> OBJECTIVE
The entries below should be transcribed in their entirety, exactly as written.

--- begin ---

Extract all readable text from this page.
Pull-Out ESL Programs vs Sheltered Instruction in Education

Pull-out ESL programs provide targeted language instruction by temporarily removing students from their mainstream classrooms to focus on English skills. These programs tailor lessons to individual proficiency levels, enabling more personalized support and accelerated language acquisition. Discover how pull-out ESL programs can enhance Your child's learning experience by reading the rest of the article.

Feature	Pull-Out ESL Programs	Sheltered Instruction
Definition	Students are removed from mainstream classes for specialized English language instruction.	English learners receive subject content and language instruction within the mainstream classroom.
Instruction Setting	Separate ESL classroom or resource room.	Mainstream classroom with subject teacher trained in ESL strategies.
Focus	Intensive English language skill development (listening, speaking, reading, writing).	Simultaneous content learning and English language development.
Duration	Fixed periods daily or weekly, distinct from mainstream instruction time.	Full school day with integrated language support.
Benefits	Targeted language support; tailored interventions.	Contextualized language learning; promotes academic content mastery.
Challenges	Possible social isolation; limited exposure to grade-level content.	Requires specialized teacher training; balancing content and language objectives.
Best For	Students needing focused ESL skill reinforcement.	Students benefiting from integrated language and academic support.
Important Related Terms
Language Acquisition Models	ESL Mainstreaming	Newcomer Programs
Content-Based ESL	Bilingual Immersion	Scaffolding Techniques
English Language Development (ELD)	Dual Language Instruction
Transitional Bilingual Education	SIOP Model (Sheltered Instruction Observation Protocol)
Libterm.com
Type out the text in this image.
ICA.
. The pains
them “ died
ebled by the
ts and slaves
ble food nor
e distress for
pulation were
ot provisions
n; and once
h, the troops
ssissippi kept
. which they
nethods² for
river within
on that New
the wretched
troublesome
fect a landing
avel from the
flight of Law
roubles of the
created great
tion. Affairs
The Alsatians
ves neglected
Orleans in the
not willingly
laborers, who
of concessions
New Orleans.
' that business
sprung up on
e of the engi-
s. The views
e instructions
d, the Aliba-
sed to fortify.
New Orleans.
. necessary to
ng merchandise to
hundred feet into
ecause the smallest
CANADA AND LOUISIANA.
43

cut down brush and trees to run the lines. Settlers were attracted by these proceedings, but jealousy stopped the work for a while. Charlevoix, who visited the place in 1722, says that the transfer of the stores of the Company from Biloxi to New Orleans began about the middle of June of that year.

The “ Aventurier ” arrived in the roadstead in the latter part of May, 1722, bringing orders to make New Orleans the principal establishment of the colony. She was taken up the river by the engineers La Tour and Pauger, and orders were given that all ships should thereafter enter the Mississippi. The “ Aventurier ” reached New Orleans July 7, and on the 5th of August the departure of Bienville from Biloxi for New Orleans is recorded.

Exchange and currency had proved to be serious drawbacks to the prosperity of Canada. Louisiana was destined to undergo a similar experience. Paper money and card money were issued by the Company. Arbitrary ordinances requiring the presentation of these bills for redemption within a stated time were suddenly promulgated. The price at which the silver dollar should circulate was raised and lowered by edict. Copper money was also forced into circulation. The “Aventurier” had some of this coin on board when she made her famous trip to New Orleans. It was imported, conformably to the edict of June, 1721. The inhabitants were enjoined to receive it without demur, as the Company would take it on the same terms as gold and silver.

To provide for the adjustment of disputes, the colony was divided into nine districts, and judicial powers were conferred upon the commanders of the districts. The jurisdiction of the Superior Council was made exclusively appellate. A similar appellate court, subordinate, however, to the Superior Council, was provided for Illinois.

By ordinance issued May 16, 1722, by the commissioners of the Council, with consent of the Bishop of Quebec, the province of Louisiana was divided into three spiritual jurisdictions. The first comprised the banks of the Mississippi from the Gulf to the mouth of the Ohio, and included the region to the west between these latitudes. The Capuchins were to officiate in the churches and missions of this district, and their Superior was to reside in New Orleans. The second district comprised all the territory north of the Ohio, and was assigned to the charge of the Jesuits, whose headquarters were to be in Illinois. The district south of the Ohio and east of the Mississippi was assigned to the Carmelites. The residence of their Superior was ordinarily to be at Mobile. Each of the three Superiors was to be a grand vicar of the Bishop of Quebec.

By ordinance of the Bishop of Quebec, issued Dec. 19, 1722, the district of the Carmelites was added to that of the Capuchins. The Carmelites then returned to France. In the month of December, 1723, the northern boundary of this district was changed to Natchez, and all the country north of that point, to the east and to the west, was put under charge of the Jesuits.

--- end ---

> THE COMPLETED TASK
Extract all readable text from this page.
Pull-Out ESL Programs vs Sheltered Instruction in Education

Pull-out ESL programs provide targeted language instruction by temporarily removing students from their mainstream classrooms to focus on English skills. These programs tailor lessons to individual proficiency levels, enabling more personalized support and accelerated language acquisition. Discover how pull-out ESL programs can enhance Your child's learning experience by reading the rest of the article.

Feature	Pull-Out ESL Programs	Sheltered Instruction
Definition	Students are removed from mainstream classes for specialized English language instruction.	English learners receive subject content and language instruction within the mainstream classroom.
Instruction Setting	Separate ESL classroom or resource room.	Mainstream classroom with subject teacher trained in ESL strategies.
Focus	Intensive English language skill development (listening, speaking, reading, writing).	Simultaneous content learning and English language development.
Duration	Fixed periods daily or weekly, distinct from mainstream instruction time.	Full school day with integrated language support.
Benefits	Targeted language support; tailored interventions.	Contextualized language learning; promotes academic content mastery.
Challenges	Possible social isolation; limited exposure to grade-level content.	Requires specialized teacher training; balancing content and language objectives.
Best For	Students needing focused ESL skill reinforcement.	Students benefiting from integrated language and academic support.
Important Related Terms
Language Acquisition Models	ESL Mainstreaming	Newcomer Programs
Content-Based ESL	Bilingual Immersion	Scaffolding Techniques
English Language Development (ELD)	Dual Language Instruction
Transitional Bilingual Education	SIOP Model (Sheltered Instruction Observation Protocol)
Libterm.com
Type out the text in this image.
ICA.
. The pains
them “ died
ebled by the
ts and slaves
ble food nor
e distress for
pulation were
ot provisions
n; and once
h, the troops
ssissippi kept
. which they
nethods² for
river within
on that New
the wretched
troublesome
fect a landing
avel from the
flight of Law
roubles of the
created great
tion. Affairs
The Alsatians
ves neglected
Orleans in the
not willingly
laborers, who
of concessions
New Orleans.
' that business
sprung up on
e of the engi-
s. The views
e instructions
d, the Aliba-
sed to fortify.
New Orleans.
. necessary to
ng merchandise to
hundred feet into
ecause the smallest
CANADA AND LOUISIANA.
43

cut down brush and trees to run the lines. Settlers were attracted by these proceedings, but jealousy stopped the work for a while. Charlevoix, who visited the place in 1722, says that the transfer of the stores of the Company from Biloxi to New Orleans began about the middle of June of that year.

The “ Aventurier ” arrived in the roadstead in the latter part of May, 1722, bringing orders to make New Orleans the principal establishment of the colony. She was taken up the river by the engineers La Tour and Pauger, and orders were given that all ships should thereafter enter the Mississippi. The “ Aventurier ” reached New Orleans July 7, and on the 5th of August the departure of Bienville from Biloxi for New Orleans is recorded.

Exchange and currency had proved to be serious drawbacks to the prosperity of Canada. Louisiana was destined to undergo a similar experience. Paper money and card money were issued by the Company. Arbitrary ordinances requiring the presentation of these bills for redemption within a stated time were suddenly promulgated. The price at which the silver dollar should circulate was raised and lowered by edict. Copper money was also forced into circulation. The “Aventurier” had some of this coin on board when she made her famous trip to New Orleans. It was imported, conformably to the edict of June, 1721. The inhabitants were enjoined to receive it without demur, as the Company would take it on the same terms as gold and silver.

To provide for the adjustment of disputes, the colony was divided into nine districts, and judicial powers were conferred upon the commanders of the districts. The jurisdiction of the Superior Council was made exclusively appellate. A similar appellate court, subordinate, however, to the Superior Council, was provided for Illinois.

By ordinance issued May 16, 1722, by the commissioners of the Council, with consent of the Bishop of Quebec, the province of Louisiana was divided into three spiritual jurisdictions. The first comprised the banks of the Mississippi from the Gulf to the mouth of the Ohio, and included the region to the west between these latitudes. The Capuchins were to officiate in the churches and missions of this district, and their Superior was to reside in New Orleans. The second district comprised all the territory north of the Ohio, and was assigned to the charge of the Jesuits, whose headquarters were to be in Illinois. The district south of the Ohio and east of the Mississippi was assigned to the Carmelites. The residence of their Superior was ordinarily to be at Mobile. Each of the three Superiors was to be a grand vicar of the Bishop of Quebec.

By ordinance of the Bishop of Quebec, issued Dec. 19, 1722, the district of the Carmelites was added to that of the Capuchins. The Carmelites then returned to France. In the month of December, 1723, the northern boundary of this district was changed to Natchez, and all the country north of that point, to the east and to the west, was put under charge of the Jesuits.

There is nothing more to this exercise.